** SUPPLIED ENTRIES **
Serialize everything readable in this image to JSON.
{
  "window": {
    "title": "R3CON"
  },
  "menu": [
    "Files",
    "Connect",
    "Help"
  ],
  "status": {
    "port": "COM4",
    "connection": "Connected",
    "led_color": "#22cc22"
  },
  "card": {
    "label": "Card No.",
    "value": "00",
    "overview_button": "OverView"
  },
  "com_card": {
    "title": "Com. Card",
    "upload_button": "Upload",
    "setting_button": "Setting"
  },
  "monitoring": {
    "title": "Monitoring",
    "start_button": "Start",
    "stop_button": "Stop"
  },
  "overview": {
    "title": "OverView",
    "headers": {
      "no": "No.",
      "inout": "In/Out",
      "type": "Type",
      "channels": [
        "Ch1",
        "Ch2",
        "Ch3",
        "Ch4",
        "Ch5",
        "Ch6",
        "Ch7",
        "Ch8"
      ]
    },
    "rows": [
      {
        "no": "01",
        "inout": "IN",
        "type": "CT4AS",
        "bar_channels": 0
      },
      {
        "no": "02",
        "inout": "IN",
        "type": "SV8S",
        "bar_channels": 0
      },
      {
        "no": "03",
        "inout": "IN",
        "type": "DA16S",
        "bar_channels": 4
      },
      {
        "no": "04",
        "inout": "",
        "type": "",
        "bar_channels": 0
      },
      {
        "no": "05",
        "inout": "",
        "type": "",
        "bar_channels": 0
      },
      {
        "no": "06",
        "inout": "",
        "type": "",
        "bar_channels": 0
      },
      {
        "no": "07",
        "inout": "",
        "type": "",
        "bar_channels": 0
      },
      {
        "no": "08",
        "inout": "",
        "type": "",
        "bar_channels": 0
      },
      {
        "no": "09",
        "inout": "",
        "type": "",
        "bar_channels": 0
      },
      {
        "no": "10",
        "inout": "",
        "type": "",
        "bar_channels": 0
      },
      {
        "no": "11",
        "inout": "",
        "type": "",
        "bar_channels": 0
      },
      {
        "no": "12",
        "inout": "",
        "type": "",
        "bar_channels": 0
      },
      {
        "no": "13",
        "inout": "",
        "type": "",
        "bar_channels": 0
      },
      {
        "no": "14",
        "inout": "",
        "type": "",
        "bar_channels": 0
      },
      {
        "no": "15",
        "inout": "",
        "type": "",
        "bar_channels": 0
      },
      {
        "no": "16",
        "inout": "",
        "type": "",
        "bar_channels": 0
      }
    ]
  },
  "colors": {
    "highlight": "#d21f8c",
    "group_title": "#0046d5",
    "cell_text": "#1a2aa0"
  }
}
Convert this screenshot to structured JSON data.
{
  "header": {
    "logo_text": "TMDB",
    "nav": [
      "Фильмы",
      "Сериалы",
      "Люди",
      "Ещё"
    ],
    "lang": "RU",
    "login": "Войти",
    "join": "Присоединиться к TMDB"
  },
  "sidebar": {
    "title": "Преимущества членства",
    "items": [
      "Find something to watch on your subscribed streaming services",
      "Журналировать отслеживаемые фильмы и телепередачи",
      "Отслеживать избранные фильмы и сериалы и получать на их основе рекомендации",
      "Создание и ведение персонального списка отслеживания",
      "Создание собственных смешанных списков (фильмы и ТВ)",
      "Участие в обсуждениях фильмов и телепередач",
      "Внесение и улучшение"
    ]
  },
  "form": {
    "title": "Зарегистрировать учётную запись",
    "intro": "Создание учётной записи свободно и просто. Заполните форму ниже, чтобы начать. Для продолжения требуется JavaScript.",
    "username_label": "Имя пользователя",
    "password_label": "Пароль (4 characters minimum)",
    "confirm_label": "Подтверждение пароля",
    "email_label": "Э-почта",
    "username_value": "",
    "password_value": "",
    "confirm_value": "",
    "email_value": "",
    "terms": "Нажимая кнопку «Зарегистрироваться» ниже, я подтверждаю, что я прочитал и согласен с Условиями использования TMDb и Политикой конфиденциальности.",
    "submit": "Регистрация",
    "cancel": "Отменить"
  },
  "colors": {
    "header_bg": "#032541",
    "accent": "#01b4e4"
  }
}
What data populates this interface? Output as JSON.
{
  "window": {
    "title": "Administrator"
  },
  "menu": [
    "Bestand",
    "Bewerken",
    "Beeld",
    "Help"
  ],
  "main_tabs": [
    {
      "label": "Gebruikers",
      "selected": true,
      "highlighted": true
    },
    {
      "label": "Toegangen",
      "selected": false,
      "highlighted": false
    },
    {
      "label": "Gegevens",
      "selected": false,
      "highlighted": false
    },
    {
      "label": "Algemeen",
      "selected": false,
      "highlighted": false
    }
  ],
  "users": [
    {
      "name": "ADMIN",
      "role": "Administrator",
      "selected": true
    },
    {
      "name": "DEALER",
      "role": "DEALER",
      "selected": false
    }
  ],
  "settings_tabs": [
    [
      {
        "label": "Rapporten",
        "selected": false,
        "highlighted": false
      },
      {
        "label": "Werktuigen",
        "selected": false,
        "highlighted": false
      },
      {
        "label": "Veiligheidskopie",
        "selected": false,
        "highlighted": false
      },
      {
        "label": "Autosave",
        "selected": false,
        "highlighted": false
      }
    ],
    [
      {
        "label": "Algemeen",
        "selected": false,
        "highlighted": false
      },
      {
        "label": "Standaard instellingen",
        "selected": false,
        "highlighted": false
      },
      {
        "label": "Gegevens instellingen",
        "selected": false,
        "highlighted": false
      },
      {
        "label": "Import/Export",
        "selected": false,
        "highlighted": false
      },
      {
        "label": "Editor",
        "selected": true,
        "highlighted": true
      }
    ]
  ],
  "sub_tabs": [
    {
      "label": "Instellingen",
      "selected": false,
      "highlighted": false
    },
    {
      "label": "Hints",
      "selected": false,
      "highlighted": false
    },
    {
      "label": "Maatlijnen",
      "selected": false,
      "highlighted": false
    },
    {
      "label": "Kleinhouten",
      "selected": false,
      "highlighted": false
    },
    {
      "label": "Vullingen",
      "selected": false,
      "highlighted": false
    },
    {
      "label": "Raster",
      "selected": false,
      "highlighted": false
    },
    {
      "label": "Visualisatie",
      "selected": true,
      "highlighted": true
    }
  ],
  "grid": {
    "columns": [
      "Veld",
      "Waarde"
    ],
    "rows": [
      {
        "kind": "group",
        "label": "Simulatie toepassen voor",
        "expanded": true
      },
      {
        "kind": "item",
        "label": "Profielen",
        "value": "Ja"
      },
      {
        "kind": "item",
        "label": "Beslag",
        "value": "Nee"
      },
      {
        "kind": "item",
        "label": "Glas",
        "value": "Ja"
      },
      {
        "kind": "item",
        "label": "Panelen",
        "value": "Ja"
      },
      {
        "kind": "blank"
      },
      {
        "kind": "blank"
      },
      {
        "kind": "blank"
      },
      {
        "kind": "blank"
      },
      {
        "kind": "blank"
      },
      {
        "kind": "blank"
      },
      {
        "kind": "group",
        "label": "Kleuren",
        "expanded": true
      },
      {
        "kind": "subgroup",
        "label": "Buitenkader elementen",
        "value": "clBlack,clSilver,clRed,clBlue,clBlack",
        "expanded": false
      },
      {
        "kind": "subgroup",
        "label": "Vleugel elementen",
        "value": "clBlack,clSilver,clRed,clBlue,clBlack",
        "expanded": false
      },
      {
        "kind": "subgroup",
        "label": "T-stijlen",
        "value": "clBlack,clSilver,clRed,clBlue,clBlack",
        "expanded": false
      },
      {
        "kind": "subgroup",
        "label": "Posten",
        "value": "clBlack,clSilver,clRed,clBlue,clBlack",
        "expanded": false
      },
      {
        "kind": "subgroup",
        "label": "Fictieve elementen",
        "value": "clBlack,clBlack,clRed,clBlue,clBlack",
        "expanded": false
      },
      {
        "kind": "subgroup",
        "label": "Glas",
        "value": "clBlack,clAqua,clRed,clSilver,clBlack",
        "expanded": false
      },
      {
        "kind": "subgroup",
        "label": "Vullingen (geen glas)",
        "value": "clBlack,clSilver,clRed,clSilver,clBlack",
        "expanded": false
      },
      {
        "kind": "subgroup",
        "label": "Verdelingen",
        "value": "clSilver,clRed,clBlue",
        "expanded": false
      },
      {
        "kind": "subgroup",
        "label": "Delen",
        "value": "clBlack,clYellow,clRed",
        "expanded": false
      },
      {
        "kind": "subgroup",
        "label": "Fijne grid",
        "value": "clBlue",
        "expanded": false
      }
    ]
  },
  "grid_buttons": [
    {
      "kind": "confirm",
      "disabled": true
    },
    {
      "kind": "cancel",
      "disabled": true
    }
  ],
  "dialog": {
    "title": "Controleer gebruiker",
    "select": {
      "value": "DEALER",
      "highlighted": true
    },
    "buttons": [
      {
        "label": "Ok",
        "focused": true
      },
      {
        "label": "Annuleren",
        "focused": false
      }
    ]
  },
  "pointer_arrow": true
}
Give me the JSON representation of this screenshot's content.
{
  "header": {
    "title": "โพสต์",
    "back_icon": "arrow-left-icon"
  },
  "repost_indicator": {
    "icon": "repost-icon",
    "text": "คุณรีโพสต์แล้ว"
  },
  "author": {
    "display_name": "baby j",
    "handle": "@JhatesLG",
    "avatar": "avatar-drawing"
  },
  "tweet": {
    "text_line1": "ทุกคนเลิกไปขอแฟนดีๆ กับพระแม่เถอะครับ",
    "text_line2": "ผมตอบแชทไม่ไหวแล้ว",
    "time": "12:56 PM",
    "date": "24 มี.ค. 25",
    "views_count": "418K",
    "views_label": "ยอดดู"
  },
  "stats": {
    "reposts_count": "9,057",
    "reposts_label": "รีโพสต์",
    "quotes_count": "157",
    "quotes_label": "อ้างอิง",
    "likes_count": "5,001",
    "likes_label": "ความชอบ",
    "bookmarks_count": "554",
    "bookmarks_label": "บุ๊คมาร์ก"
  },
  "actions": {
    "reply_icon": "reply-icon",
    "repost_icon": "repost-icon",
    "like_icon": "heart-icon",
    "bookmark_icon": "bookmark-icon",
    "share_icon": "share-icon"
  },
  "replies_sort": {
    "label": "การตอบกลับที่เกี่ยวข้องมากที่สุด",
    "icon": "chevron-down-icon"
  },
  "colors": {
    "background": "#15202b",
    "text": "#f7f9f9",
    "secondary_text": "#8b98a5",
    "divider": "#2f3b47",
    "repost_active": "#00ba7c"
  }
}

** THE REQUEST **
Output the line containing "Give me the" and all lines after it to the end of the records, exactly as given.

** OUTPUT OF THE EXERCISE **
Give me the JSON representation of this screenshot's content.
{
  "header": {
    "title": "โพสต์",
    "back_icon": "arrow-left-icon"
  },
  "repost_indicator": {
    "icon": "repost-icon",
    "text": "คุณรีโพสต์แล้ว"
  },
  "author": {
    "display_name": "baby j",
    "handle": "@JhatesLG",
    "avatar": "avatar-drawing"
  },
  "tweet": {
    "text_line1": "ทุกคนเลิกไปขอแฟนดีๆ กับพระแม่เถอะครับ",
    "text_line2": "ผมตอบแชทไม่ไหวแล้ว",
    "time": "12:56 PM",
    "date": "24 มี.ค. 25",
    "views_count": "418K",
    "views_label": "ยอดดู"
  },
  "stats": {
    "reposts_count": "9,057",
    "reposts_label": "รีโพสต์",
    "quotes_count": "157",
    "quotes_label": "อ้างอิง",
    "likes_count": "5,001",
    "likes_label": "ความชอบ",
    "bookmarks_count": "554",
    "bookmarks_label": "บุ๊คมาร์ก"
  },
  "actions": {
    "reply_icon": "reply-icon",
    "repost_icon": "repost-icon",
    "like_icon": "heart-icon",
    "bookmark_icon": "bookmark-icon",
    "share_icon": "share-icon"
  },
  "replies_sort": {
    "label": "การตอบกลับที่เกี่ยวข้องมากที่สุด",
    "icon": "chevron-down-icon"
  },
  "colors": {
    "background": "#15202b",
    "text": "#f7f9f9",
    "secondary_text": "#8b98a5",
    "divider": "#2f3b47",
    "repost_active": "#00ba7c"
  }
}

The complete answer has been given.